Filter out everything except lines holding "dpkg".

>> begin

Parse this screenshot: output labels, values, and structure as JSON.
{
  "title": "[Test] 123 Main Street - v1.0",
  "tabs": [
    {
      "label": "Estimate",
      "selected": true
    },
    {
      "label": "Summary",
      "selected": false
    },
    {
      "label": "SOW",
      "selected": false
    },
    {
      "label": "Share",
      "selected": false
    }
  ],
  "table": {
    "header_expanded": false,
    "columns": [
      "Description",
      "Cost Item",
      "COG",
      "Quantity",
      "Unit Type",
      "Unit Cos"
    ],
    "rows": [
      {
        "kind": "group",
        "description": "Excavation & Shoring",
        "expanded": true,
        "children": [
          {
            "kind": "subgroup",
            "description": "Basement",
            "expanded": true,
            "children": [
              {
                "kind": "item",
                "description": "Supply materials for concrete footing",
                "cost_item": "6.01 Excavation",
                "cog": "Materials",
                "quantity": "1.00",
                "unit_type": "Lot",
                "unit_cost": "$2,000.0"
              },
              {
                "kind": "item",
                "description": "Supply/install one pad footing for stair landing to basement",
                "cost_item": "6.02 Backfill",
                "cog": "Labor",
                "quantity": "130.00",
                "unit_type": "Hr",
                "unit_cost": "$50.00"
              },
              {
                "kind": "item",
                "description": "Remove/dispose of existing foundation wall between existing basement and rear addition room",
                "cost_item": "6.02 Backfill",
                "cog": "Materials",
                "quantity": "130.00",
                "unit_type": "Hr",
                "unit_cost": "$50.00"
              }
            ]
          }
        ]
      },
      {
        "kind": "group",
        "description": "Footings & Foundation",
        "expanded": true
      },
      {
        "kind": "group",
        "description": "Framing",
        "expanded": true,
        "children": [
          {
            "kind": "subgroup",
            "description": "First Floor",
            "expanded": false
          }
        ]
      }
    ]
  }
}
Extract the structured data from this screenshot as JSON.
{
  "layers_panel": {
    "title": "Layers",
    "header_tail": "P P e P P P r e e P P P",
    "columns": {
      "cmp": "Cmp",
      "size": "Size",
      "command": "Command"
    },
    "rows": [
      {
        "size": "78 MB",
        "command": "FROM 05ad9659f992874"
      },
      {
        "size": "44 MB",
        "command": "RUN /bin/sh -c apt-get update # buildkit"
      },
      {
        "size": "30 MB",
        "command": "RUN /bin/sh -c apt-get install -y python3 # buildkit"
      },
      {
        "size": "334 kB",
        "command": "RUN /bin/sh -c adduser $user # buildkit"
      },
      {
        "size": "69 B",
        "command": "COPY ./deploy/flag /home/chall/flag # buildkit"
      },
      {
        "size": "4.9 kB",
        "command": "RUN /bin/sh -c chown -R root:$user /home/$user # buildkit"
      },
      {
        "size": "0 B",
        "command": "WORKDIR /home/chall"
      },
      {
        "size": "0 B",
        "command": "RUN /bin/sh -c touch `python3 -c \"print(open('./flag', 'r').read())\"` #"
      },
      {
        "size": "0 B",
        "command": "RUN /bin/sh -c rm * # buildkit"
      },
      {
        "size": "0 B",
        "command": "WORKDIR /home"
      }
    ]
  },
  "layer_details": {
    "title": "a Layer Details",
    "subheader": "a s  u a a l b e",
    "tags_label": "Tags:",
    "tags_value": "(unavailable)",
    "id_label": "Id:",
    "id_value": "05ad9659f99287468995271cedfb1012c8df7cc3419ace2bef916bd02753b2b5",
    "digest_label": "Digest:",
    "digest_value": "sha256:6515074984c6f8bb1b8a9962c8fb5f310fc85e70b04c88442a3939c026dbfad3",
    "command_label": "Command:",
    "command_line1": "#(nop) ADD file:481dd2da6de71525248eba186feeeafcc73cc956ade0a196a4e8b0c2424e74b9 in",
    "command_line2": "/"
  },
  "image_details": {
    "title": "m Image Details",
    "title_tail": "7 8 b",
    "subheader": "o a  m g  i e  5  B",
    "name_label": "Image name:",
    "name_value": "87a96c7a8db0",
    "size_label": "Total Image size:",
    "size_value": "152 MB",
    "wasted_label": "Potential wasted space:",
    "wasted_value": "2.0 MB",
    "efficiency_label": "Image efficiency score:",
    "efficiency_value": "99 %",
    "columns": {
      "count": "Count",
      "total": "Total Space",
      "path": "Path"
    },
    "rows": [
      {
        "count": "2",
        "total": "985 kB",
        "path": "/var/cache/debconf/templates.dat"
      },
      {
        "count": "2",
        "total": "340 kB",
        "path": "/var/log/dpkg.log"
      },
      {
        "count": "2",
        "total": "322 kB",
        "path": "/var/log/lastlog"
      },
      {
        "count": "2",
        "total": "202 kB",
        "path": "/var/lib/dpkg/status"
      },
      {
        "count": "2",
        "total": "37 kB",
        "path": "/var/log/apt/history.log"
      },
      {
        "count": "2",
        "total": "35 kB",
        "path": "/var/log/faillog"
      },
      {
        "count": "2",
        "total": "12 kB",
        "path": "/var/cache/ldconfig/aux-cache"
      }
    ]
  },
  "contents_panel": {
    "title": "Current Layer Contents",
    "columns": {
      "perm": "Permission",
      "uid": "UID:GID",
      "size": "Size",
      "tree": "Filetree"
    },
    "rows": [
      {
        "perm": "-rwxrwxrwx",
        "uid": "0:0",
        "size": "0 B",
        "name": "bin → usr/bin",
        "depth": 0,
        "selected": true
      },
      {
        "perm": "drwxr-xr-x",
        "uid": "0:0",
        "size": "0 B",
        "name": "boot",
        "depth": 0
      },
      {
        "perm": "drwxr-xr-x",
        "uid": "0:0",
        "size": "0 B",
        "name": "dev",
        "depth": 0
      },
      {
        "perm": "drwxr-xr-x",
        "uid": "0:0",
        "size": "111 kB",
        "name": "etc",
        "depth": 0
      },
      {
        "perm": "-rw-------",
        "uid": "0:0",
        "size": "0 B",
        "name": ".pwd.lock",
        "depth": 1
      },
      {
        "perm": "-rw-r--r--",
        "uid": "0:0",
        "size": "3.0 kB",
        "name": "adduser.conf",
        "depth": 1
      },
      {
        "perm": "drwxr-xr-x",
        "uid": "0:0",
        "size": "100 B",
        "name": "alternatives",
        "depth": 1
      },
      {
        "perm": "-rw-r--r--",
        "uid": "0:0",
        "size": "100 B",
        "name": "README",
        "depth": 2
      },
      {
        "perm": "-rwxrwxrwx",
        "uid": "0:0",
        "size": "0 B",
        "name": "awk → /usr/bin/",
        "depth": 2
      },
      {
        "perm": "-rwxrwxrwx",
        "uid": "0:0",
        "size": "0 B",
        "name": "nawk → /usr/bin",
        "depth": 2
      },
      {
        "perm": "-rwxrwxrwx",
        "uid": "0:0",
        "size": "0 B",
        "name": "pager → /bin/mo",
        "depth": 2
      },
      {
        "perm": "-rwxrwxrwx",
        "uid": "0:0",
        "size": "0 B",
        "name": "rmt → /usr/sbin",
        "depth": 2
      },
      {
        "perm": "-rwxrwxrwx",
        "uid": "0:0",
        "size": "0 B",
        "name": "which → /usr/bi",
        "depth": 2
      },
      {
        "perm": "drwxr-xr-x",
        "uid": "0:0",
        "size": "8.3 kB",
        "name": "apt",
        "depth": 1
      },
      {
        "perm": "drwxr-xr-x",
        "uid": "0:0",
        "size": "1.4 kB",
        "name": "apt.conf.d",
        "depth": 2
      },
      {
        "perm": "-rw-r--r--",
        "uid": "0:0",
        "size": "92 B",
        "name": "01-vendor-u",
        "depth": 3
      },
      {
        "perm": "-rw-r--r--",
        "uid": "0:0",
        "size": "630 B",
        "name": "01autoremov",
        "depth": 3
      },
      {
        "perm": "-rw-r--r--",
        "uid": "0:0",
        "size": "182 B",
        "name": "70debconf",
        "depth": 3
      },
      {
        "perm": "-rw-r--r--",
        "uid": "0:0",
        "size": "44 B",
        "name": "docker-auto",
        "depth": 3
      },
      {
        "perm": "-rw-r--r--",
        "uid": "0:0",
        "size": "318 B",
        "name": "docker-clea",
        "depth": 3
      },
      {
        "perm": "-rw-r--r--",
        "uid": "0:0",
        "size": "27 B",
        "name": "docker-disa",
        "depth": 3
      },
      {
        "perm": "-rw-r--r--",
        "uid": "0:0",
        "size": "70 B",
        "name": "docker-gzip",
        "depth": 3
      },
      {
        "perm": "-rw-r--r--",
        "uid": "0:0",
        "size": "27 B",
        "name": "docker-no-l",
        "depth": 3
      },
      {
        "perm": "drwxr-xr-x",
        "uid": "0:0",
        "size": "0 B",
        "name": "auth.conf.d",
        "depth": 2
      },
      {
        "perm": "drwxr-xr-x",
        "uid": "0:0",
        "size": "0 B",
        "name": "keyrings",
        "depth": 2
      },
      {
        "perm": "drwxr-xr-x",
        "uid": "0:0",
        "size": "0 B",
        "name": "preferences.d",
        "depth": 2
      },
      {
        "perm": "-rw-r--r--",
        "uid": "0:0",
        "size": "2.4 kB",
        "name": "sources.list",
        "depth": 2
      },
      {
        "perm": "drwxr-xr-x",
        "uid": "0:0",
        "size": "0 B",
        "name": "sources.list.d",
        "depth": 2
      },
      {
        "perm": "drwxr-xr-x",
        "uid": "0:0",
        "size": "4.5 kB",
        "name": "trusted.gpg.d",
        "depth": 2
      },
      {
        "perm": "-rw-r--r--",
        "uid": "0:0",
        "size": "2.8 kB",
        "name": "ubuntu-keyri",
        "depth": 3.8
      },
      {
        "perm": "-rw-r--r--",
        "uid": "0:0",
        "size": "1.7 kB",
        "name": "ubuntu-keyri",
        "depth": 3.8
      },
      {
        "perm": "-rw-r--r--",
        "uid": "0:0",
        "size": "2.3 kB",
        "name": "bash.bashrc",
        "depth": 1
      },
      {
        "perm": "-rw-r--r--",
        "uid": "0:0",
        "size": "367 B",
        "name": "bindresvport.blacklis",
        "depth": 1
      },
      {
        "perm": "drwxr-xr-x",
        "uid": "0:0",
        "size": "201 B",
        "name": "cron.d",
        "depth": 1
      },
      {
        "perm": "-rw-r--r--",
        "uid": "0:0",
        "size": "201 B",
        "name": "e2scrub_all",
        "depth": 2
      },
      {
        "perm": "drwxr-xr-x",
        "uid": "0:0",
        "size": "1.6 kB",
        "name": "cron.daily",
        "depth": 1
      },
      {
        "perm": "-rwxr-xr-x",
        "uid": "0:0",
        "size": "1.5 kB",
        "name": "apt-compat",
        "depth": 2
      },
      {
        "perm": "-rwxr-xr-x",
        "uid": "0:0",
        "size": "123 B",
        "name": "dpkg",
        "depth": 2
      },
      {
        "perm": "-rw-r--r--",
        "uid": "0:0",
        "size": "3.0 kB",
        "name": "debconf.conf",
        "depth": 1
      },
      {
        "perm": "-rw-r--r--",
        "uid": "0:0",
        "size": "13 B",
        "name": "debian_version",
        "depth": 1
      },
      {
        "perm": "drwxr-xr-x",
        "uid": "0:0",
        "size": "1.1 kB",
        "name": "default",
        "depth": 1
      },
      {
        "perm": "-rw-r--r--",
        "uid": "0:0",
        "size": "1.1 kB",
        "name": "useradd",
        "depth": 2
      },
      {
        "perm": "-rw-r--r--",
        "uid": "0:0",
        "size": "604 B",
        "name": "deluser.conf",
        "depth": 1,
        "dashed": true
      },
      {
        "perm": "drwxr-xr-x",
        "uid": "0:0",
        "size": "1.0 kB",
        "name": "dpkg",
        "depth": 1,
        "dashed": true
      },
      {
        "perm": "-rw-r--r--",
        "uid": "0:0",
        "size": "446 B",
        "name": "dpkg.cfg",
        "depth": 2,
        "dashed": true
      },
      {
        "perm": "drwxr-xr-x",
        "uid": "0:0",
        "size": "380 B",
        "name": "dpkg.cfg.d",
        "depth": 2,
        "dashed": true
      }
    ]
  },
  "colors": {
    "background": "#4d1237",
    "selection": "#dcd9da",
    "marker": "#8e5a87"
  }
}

>> end

### CORRECT OUTPUT
        "path": "/var/log/dpkg.log"
        "path": "/var/lib/dpkg/status"
        "name": "dpkg",
        "name": "dpkg",
        "name": "dpkg.cfg",
        "name": "dpkg.cfg.d",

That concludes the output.